▸ **ENTRIES**:
——————————

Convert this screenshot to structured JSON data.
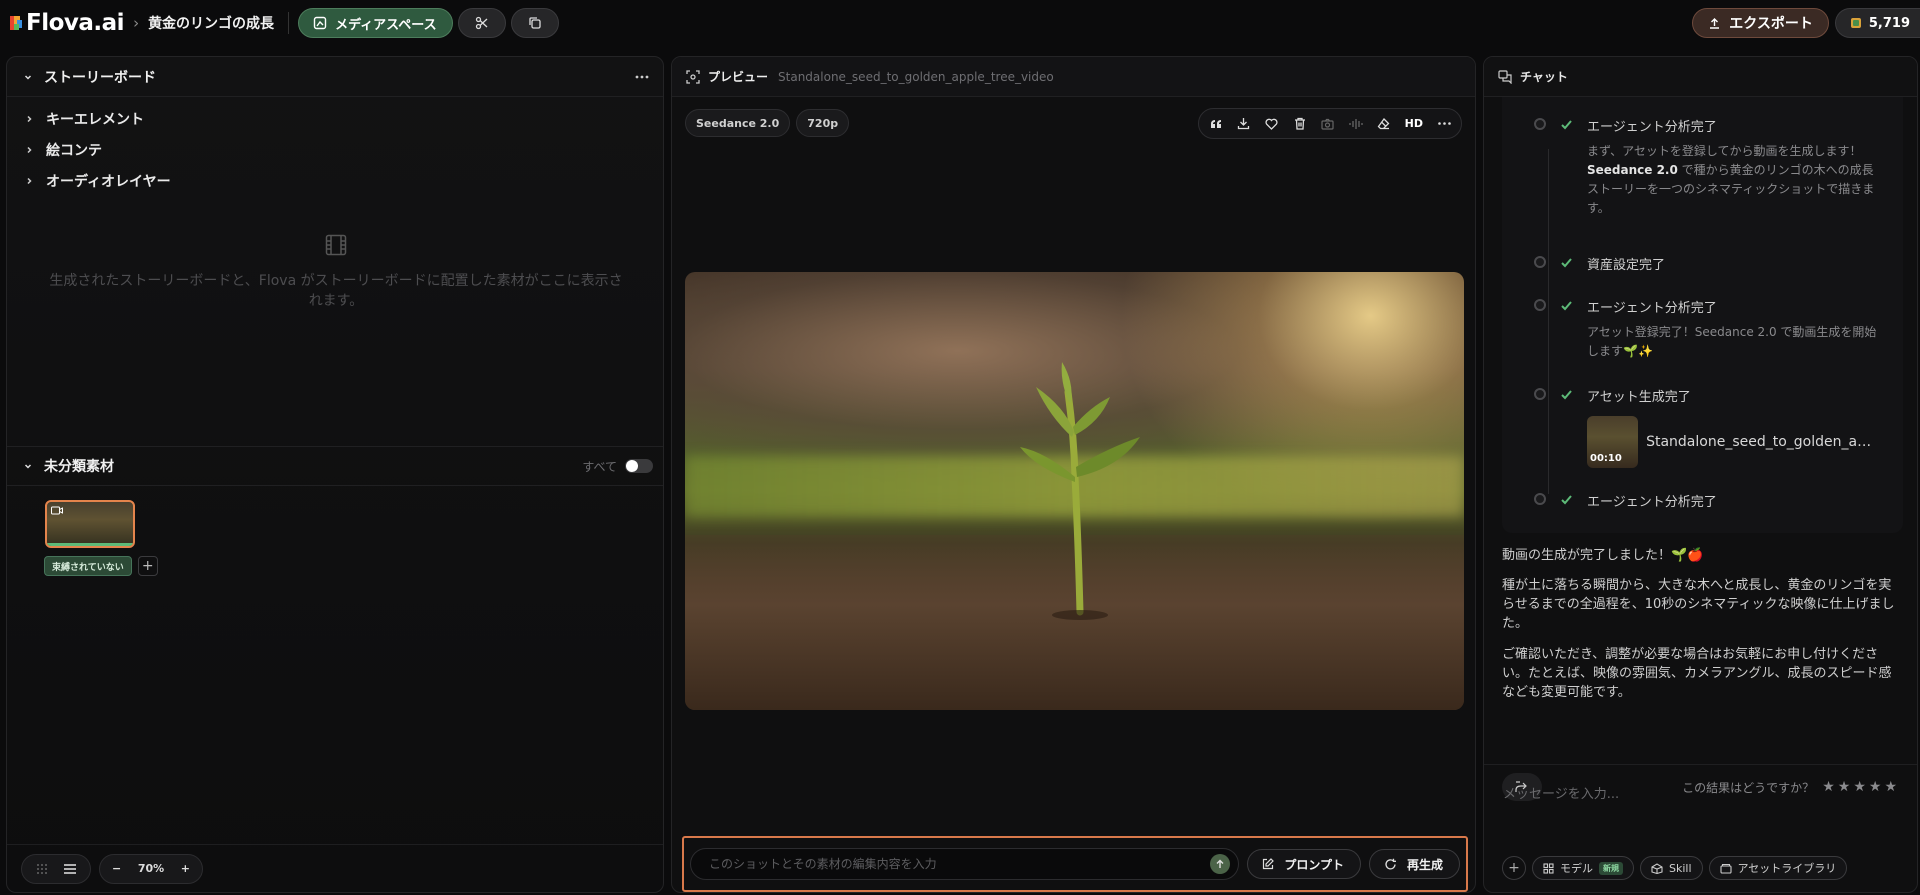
{
  "app": {
    "logo_text": "Flova.ai",
    "project_title": "黄金のリンゴの成長",
    "crumb_sep": "›"
  },
  "topbar": {
    "media_space_label": "メディアスペース",
    "export_label": "エクスポート",
    "credits": "5,719"
  },
  "left_panel": {
    "title": "ストーリーボード",
    "tree": [
      "キーエレメント",
      "絵コンテ",
      "オーディオレイヤー"
    ],
    "empty_text": "生成されたストーリーボードと、Flova がストーリーボードに配置した素材がここに表示されます。",
    "unsorted_title": "未分類素材",
    "all_label": "すべて",
    "unbound_tag": "束縛されていない",
    "zoom": "70%",
    "zoom_minus": "−",
    "zoom_plus": "+"
  },
  "preview": {
    "label": "プレビュー",
    "file_name": "Standalone_seed_to_golden_apple_tree_video",
    "chips": [
      "Seedance 2.0",
      "720p"
    ],
    "hd_label": "HD",
    "edit_placeholder": "このショットとその素材の編集内容を入力",
    "prompt_label": "プロンプト",
    "regen_label": "再生成"
  },
  "chat": {
    "title": "チャット",
    "steps": [
      {
        "label": "エージェント分析完了",
        "text_pre": "まず、アセットを登録してから動画を生成します！",
        "bold": "Seedance 2.0",
        "text_post": " で種から黄金のリンゴの木への成長ストーリーを一つのシネマティックショットで描きます。"
      },
      {
        "label": "資産設定完了"
      },
      {
        "label": "エージェント分析完了",
        "text": "アセット登録完了！Seedance 2.0 で動画生成を開始します🌱✨"
      },
      {
        "label": "アセット生成完了",
        "asset_name": "Standalone_seed_to_golden_apple...",
        "asset_time": "00:10"
      },
      {
        "label": "エージェント分析完了"
      }
    ],
    "messages": [
      "動画の生成が完了しました！🌱🍎",
      "種が土に落ちる瞬間から、大きな木へと成長し、黄金のリンゴを実らせるまでの全過程を、10秒のシネマティックな映像に仕上げました。",
      "ご確認いただき、調整が必要な場合はお気軽にお申し付けください。たとえば、映像の雰囲気、カメラアングル、成長のスピード感なども変更可能です。"
    ],
    "rating_question": "この結果はどうですか？",
    "rating": 0,
    "input_placeholder": "メッセージを入力...",
    "model_label": "モデル",
    "new_badge": "新規",
    "skill_label": "Skill",
    "library_label": "アセットライブラリ"
  },
  "colors": {
    "accent_green": "#2f5a3f",
    "export_brown": "#3b2a24",
    "highlight_orange": "#d8784a",
    "check_green": "#5dba78"
  }
}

——————————

▸ **TASK STATEMENT**:
Give every record again exactly, apart from the pictures, which stay out.

▸ **SOLUTION TO THE PROBLEM**:
Convert this screenshot to structured JSON data.
{
  "app": {
    "logo_text": "Flova.ai",
    "project_title": "黄金のリンゴの成長",
    "crumb_sep": "›"
  },
  "topbar": {
    "media_space_label": "メディアスペース",
    "export_label": "エクスポート",
    "credits": "5,719"
  },
  "left_panel": {
    "title": "ストーリーボード",
    "tree": [
      "キーエレメント",
      "絵コンテ",
      "オーディオレイヤー"
    ],
    "empty_text": "生成されたストーリーボードと、Flova がストーリーボードに配置した素材がここに表示されます。",
    "unsorted_title": "未分類素材",
    "all_label": "すべて",
    "unbound_tag": "束縛されていない",
    "zoom": "70%",
    "zoom_minus": "−",
    "zoom_plus": "+"
  },
  "preview": {
    "label": "プレビュー",
    "file_name": "Standalone_seed_to_golden_apple_tree_video",
    "chips": [
      "Seedance 2.0",
      "720p"
    ],
    "hd_label": "HD",
    "edit_placeholder": "このショットとその素材の編集内容を入力",
    "prompt_label": "プロンプト",
    "regen_label": "再生成"
  },
  "chat": {
    "title": "チャット",
    "steps": [
      {
        "label": "エージェント分析完了",
        "text_pre": "まず、アセットを登録してから動画を生成します！",
        "bold": "Seedance 2.0",
        "text_post": " で種から黄金のリンゴの木への成長ストーリーを一つのシネマティックショットで描きます。"
      },
      {
        "label": "資産設定完了"
      },
      {
        "label": "エージェント分析完了",
        "text": "アセット登録完了！Seedance 2.0 で動画生成を開始します🌱✨"
      },
      {
        "label": "アセット生成完了",
        "asset_name": "Standalone_seed_to_golden_apple...",
        "asset_time": "00:10"
      },
      {
        "label": "エージェント分析完了"
      }
    ],
    "messages": [
      "動画の生成が完了しました！🌱🍎",
      "種が土に落ちる瞬間から、大きな木へと成長し、黄金のリンゴを実らせるまでの全過程を、10秒のシネマティックな映像に仕上げました。",
      "ご確認いただき、調整が必要な場合はお気軽にお申し付けください。たとえば、映像の雰囲気、カメラアングル、成長のスピード感なども変更可能です。"
    ],
    "rating_question": "この結果はどうですか？",
    "rating": 0,
    "input_placeholder": "メッセージを入力...",
    "model_label": "モデル",
    "new_badge": "新規",
    "skill_label": "Skill",
    "library_label": "アセットライブラリ"
  },
  "colors": {
    "accent_green": "#2f5a3f",
    "export_brown": "#3b2a24",
    "highlight_orange": "#d8784a",
    "check_green": "#5dba78"
  }
}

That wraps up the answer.